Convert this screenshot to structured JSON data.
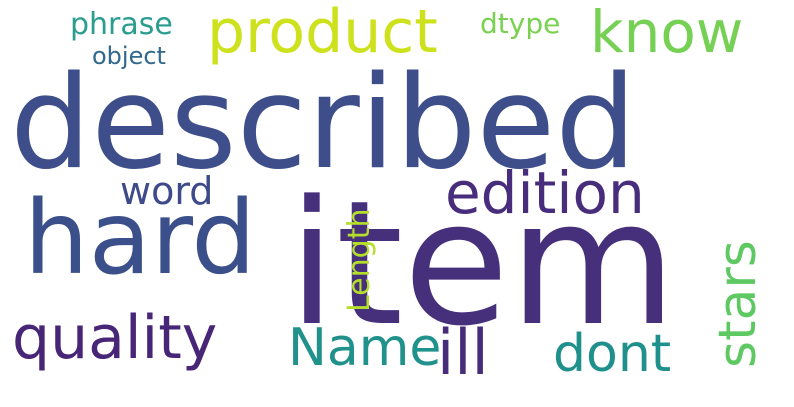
{
  "words": [
    {
      "id": "described",
      "text": "described",
      "color": "#3d4e8a"
    },
    {
      "id": "item",
      "text": "item",
      "color": "#46307b"
    },
    {
      "id": "hard",
      "text": "hard",
      "color": "#3b508a"
    },
    {
      "id": "product",
      "text": "product",
      "color": "#cde11d"
    },
    {
      "id": "know",
      "text": "know",
      "color": "#75d054"
    },
    {
      "id": "edition",
      "text": "edition",
      "color": "#472d7b"
    },
    {
      "id": "quality",
      "text": "quality",
      "color": "#482677"
    },
    {
      "id": "name",
      "text": "Name",
      "color": "#21918c"
    },
    {
      "id": "ill",
      "text": "ill",
      "color": "#472c7a"
    },
    {
      "id": "dont",
      "text": "dont",
      "color": "#20908d"
    },
    {
      "id": "stars",
      "text": "stars",
      "color": "#5ec962"
    },
    {
      "id": "word",
      "text": "word",
      "color": "#3e4a89"
    },
    {
      "id": "length",
      "text": "Length",
      "color": "#b5de2b"
    },
    {
      "id": "phrase",
      "text": "phrase",
      "color": "#2a9d8e"
    },
    {
      "id": "object",
      "text": "object",
      "color": "#31688e"
    },
    {
      "id": "dtype",
      "text": "dtype",
      "color": "#7ad151"
    }
  ],
  "orientation": {
    "stars": "vertical",
    "length": "vertical"
  }
}
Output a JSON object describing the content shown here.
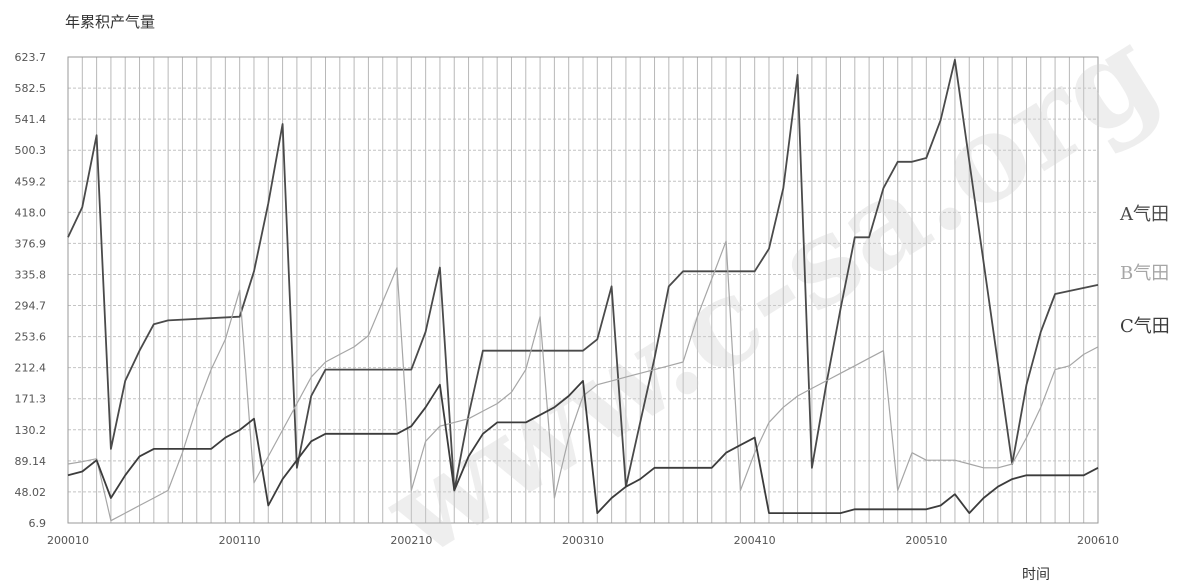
{
  "chart_data": {
    "type": "line",
    "title": "年累积产气量",
    "xlabel": "时间",
    "ylabel": "",
    "yticks": [
      "623.7",
      "582.5",
      "541.4",
      "500.3",
      "459.2",
      "418.0",
      "376.9",
      "335.8",
      "294.7",
      "253.6",
      "212.4",
      "171.3",
      "130.2",
      "89.14",
      "48.02",
      "6.9"
    ],
    "ylim": [
      6.9,
      623.7
    ],
    "xticks": [
      "200010",
      "200110",
      "200210",
      "200310",
      "200410",
      "200510",
      "200610"
    ],
    "xlim": [
      0,
      72
    ],
    "grid": true,
    "legend_position": "right",
    "watermark": "www.c-sa.org",
    "series": [
      {
        "name": "A气田",
        "color": "#4a4a4a",
        "x": [
          0,
          1,
          2,
          3,
          4,
          5,
          6,
          7,
          12,
          13,
          14,
          15,
          16,
          17,
          18,
          19,
          24,
          25,
          26,
          27,
          28,
          29,
          30,
          31,
          36,
          37,
          38,
          39,
          40,
          41,
          42,
          43,
          44,
          48,
          49,
          50,
          51,
          52,
          53,
          54,
          55,
          56,
          57,
          58,
          59,
          60,
          61,
          62,
          66,
          67,
          68,
          69,
          72
        ],
        "y": [
          385,
          425,
          520,
          105,
          195,
          235,
          270,
          275,
          280,
          340,
          430,
          535,
          80,
          175,
          210,
          210,
          210,
          260,
          345,
          50,
          150,
          235,
          235,
          235,
          235,
          250,
          320,
          55,
          140,
          225,
          320,
          340,
          340,
          340,
          370,
          450,
          600,
          80,
          190,
          290,
          385,
          385,
          450,
          485,
          485,
          490,
          540,
          620,
          85,
          190,
          260,
          310,
          322
        ]
      },
      {
        "name": "B气田",
        "color": "#a6a6a6",
        "x": [
          0,
          1,
          2,
          3,
          4,
          5,
          6,
          7,
          8,
          9,
          10,
          11,
          12,
          13,
          14,
          15,
          16,
          17,
          18,
          19,
          20,
          21,
          22,
          23,
          24,
          25,
          26,
          27,
          28,
          29,
          30,
          31,
          32,
          33,
          34,
          35,
          36,
          37,
          38,
          39,
          40,
          41,
          42,
          43,
          44,
          45,
          46,
          47,
          48,
          49,
          50,
          51,
          52,
          53,
          54,
          55,
          56,
          57,
          58,
          59,
          60,
          61,
          62,
          63,
          64,
          65,
          66,
          67,
          68,
          69,
          70,
          71,
          72
        ],
        "y": [
          85,
          88,
          92,
          10,
          20,
          30,
          40,
          50,
          100,
          160,
          210,
          250,
          315,
          60,
          95,
          130,
          165,
          200,
          220,
          230,
          240,
          255,
          300,
          345,
          50,
          115,
          135,
          140,
          145,
          155,
          165,
          180,
          210,
          280,
          40,
          120,
          175,
          190,
          195,
          200,
          205,
          210,
          215,
          220,
          280,
          330,
          380,
          50,
          100,
          140,
          160,
          175,
          185,
          195,
          205,
          215,
          225,
          235,
          50,
          100,
          90,
          90,
          90,
          85,
          80,
          80,
          85,
          120,
          160,
          210,
          215,
          230,
          240
        ]
      },
      {
        "name": "C气田",
        "color": "#3c3c3c",
        "x": [
          0,
          1,
          2,
          3,
          4,
          5,
          6,
          7,
          8,
          9,
          10,
          11,
          12,
          13,
          14,
          15,
          16,
          17,
          18,
          19,
          20,
          21,
          22,
          23,
          24,
          25,
          26,
          27,
          28,
          29,
          30,
          31,
          32,
          33,
          34,
          35,
          36,
          37,
          38,
          39,
          40,
          41,
          42,
          43,
          44,
          45,
          46,
          47,
          48,
          49,
          50,
          51,
          52,
          53,
          54,
          55,
          56,
          57,
          58,
          59,
          60,
          61,
          62,
          63,
          64,
          65,
          66,
          67,
          68,
          69,
          70,
          71,
          72
        ],
        "y": [
          70,
          75,
          90,
          40,
          70,
          95,
          105,
          105,
          105,
          105,
          105,
          120,
          130,
          145,
          30,
          65,
          90,
          115,
          125,
          125,
          125,
          125,
          125,
          125,
          135,
          160,
          190,
          50,
          95,
          125,
          140,
          140,
          140,
          150,
          160,
          175,
          195,
          20,
          40,
          55,
          65,
          80,
          80,
          80,
          80,
          80,
          100,
          110,
          120,
          20,
          20,
          20,
          20,
          20,
          20,
          25,
          25,
          25,
          25,
          25,
          25,
          30,
          45,
          20,
          40,
          55,
          65,
          70,
          70,
          70,
          70,
          70,
          80
        ]
      }
    ]
  }
}
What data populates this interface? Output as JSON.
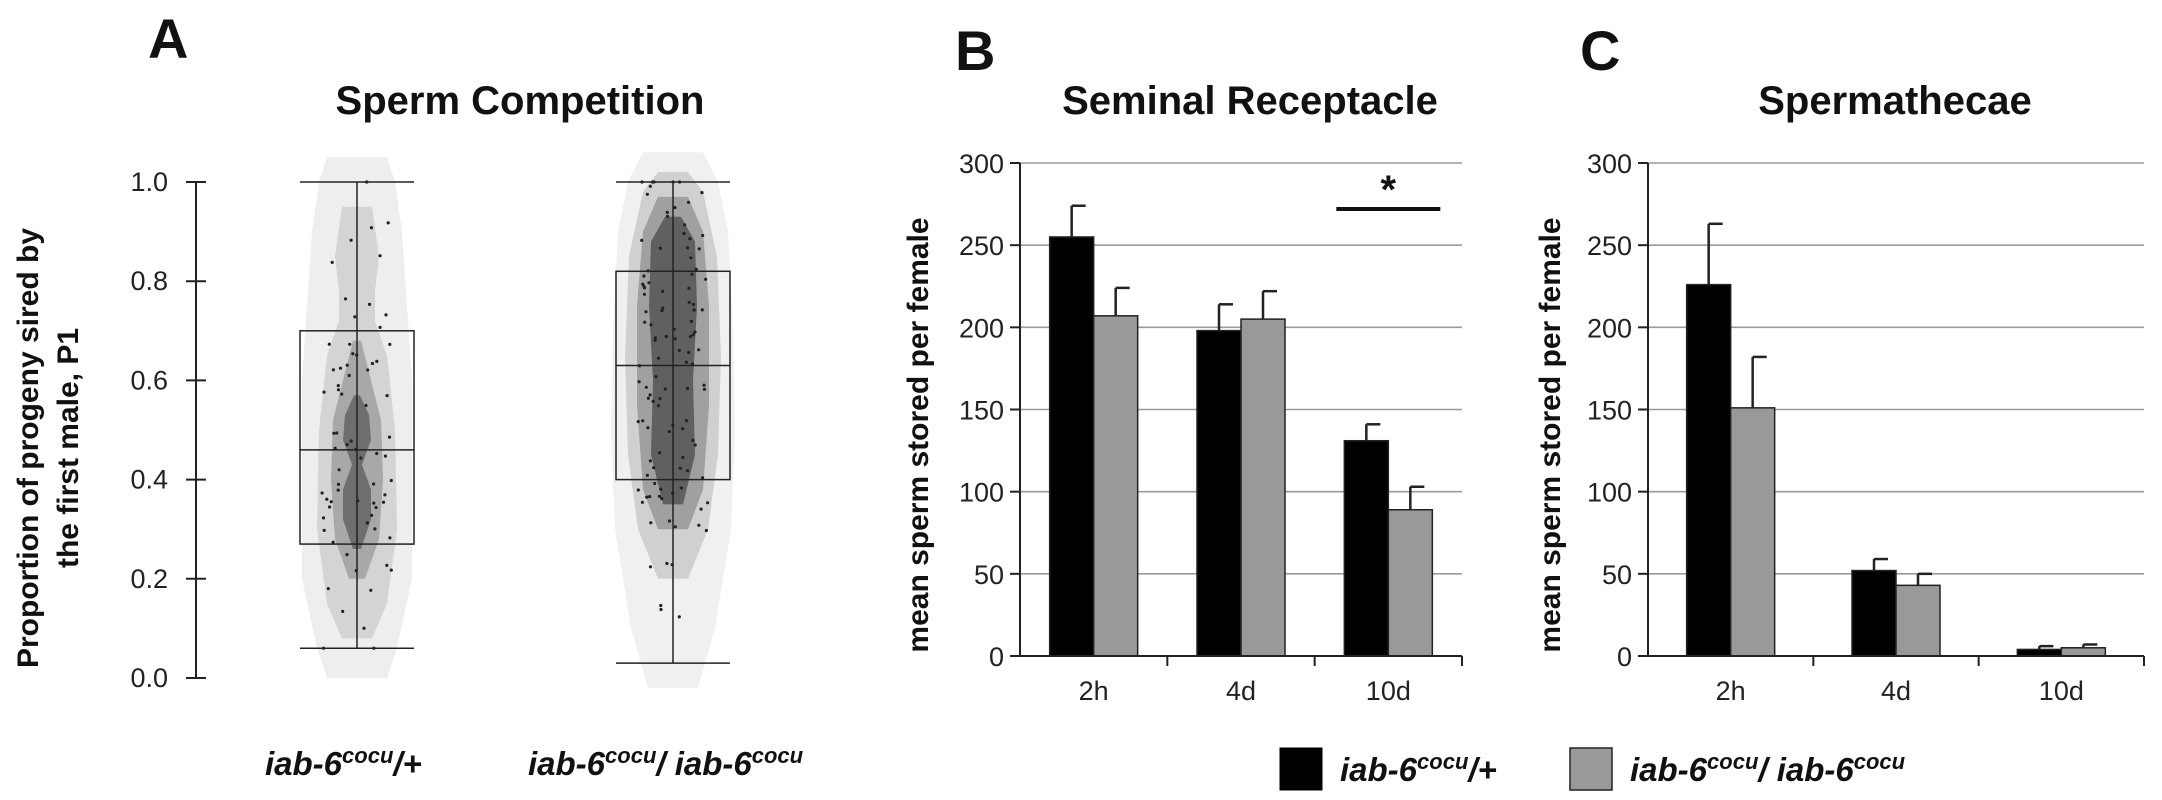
{
  "panels": {
    "A": {
      "letter": "A",
      "title": "Sperm Competition"
    },
    "B": {
      "letter": "B",
      "title": "Seminal Receptacle"
    },
    "C": {
      "letter": "C",
      "title": "Spermathecae"
    }
  },
  "genotypes": [
    {
      "base": "iab-6",
      "sup": "cocu",
      "suffix": "/+"
    },
    {
      "base": "iab-6",
      "sup": "cocu",
      "mid": "/ iab-6",
      "sup2": "cocu"
    }
  ],
  "colors": {
    "heterozygote": "#000000",
    "homozygote": "#999999"
  },
  "chart_data": [
    {
      "id": "A",
      "type": "violin-box",
      "title": "Sperm Competition",
      "ylabel_lines": [
        "Proportion of progeny sired by",
        "the first male, P1"
      ],
      "ylim": [
        0,
        1
      ],
      "yticks": [
        "0.0",
        "0.2",
        "0.4",
        "0.6",
        "0.8",
        "1.0"
      ],
      "groups": [
        {
          "name": "iab-6cocu/+",
          "min": 0.06,
          "q1": 0.27,
          "median": 0.46,
          "q3": 0.7,
          "max": 1.0
        },
        {
          "name": "iab-6cocu/ iab-6cocu",
          "min": 0.03,
          "q1": 0.4,
          "median": 0.63,
          "q3": 0.82,
          "max": 1.0
        }
      ]
    },
    {
      "id": "B",
      "type": "bar",
      "title": "Seminal Receptacle",
      "ylabel": "mean sperm stored per female",
      "ylim": [
        0,
        300
      ],
      "yticks": [
        "0",
        "50",
        "100",
        "150",
        "200",
        "250",
        "300"
      ],
      "categories": [
        "2h",
        "4d",
        "10d"
      ],
      "series": [
        {
          "name": "iab-6cocu/+",
          "values": [
            255,
            198,
            131
          ],
          "errors": [
            19,
            16,
            10
          ]
        },
        {
          "name": "iab-6cocu/ iab-6cocu",
          "values": [
            207,
            205,
            89
          ],
          "errors": [
            17,
            17,
            14
          ]
        }
      ],
      "annotation": {
        "text": "*",
        "category": "10d",
        "y": 272
      }
    },
    {
      "id": "C",
      "type": "bar",
      "title": "Spermathecae",
      "ylabel": "mean sperm stored per female",
      "ylim": [
        0,
        300
      ],
      "yticks": [
        "0",
        "50",
        "100",
        "150",
        "200",
        "250",
        "300"
      ],
      "categories": [
        "2h",
        "4d",
        "10d"
      ],
      "series": [
        {
          "name": "iab-6cocu/+",
          "values": [
            226,
            52,
            4
          ],
          "errors": [
            37,
            7,
            2
          ]
        },
        {
          "name": "iab-6cocu/ iab-6cocu",
          "values": [
            151,
            43,
            5
          ],
          "errors": [
            31,
            7,
            2
          ]
        }
      ]
    }
  ]
}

◇ ◇ ◇

▸ Problem details
Lines of the material that contain the word "title" are to be gathered.

▸ Exercise output
    "title": "年累积产气量",
      "title": "Sperm Competition"
      "title": "Seminal Receptacle"
      "title": "Spermathecae"
      "title": "Sperm Competition",
      "title": "Seminal Receptacle",
      "title": "Spermathecae",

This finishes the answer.